* [Written task A]:
Copy the records from their first line through the line containing "Polygon shape xyxy=(163,198,428,312)", exactly as they appear, both of those lines included.

* [Excerpt provided]:
-----

It is established that “the respondent’s position” means the employer’s litigating position. Dilcon Navajo Westerner/True Value Store v. Jensen, 8 Nav. R. 28, 41, 2 Am. Tribal Law 502 (Nav.Sup.Ct.2000). So what does litigating position mean? Mr. Goldtooth argues that it should extend beyond the position(s) taken for litigating purposes; that the employer’s overall conduct during the proceedings should be considered. Mr. Goldtooth asserts that all of the following conduct should be considered and that this conduct in totality should suffice for this Court to deem that NCS’s position was not substantially justified. NCS argued that Mr. Goldtooth’s complaint was untimely filed (that claim was eventually denied); that there was no contract (this Court overruled that claim); that even if there were a contract, Mr. Goldtooth was not a certified instructor (yet this was not used as a reason for ending his employment); that NNLC chose to ignore this Court’s conclusion in Goldtooth I that NCS violated the NPEA and still denied attorney’s fees on remand (and therefore, NNLC should not be accorded any deference); and that NCS did not challenge or object to the hourly rate for attorney’s fees nor the amount of time spent on litigation, but challenged only the portion of the fees incurred for appellate work (and therefore conceded that an award can be made.)

-----

* [Written task B]:
List every abbreviation written in all capital letters that the passage on the employer's litigating position uses for an organization or a law.

-----

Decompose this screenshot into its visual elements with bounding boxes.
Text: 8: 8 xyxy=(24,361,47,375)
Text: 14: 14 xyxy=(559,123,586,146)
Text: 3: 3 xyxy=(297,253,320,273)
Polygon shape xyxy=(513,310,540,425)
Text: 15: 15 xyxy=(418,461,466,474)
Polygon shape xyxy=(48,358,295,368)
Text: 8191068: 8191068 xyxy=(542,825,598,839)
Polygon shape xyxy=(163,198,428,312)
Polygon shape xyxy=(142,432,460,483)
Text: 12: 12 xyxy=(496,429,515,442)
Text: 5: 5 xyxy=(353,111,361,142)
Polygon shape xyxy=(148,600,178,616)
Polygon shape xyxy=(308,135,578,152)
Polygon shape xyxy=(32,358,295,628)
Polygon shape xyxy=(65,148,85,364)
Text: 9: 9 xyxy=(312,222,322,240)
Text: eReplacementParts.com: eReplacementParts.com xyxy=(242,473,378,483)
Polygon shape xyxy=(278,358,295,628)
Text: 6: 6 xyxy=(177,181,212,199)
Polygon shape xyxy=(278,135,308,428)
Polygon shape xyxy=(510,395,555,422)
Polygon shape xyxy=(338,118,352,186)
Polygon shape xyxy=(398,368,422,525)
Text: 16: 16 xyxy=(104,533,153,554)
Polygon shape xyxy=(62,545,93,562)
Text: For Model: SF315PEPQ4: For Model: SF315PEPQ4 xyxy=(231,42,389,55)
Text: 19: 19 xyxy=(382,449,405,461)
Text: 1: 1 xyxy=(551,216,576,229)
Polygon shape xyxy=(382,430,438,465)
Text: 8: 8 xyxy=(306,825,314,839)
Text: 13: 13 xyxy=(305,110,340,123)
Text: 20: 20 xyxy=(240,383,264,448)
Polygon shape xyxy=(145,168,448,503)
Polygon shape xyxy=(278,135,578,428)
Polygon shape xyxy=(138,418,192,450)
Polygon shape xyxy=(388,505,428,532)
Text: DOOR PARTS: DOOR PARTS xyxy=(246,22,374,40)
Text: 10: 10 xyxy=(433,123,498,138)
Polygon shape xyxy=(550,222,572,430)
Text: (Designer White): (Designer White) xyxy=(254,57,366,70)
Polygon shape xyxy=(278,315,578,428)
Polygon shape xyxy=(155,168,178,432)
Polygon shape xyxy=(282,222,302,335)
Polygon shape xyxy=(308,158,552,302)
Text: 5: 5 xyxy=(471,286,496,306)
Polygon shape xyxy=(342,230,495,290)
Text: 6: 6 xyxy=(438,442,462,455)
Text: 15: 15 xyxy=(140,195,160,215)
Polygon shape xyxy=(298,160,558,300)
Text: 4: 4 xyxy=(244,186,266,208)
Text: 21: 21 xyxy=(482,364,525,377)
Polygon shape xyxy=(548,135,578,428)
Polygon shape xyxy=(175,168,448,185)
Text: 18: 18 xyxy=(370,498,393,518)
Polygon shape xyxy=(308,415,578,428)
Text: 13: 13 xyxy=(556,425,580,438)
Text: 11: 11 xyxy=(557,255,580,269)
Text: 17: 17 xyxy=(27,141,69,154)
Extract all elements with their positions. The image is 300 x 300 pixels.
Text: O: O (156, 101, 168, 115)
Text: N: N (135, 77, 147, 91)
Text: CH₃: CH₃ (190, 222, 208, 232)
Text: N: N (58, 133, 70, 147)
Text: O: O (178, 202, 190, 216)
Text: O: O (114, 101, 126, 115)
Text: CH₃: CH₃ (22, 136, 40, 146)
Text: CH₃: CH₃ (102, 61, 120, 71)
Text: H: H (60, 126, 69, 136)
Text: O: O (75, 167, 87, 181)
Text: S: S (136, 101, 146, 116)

-----

* [Task solution A]:
Decompose this screenshot into its visual elements with bounding boxes.
Text: 8: 8 xyxy=(24,361,47,375)
Text: 14: 14 xyxy=(559,123,586,146)
Text: 3: 3 xyxy=(297,253,320,273)
Polygon shape xyxy=(513,310,540,425)
Text: 15: 15 xyxy=(418,461,466,474)
Polygon shape xyxy=(48,358,295,368)
Text: 8191068: 8191068 xyxy=(542,825,598,839)
Polygon shape xyxy=(163,198,428,312)

* [Task solution B]:
- NCS
- NNLC
- NPEA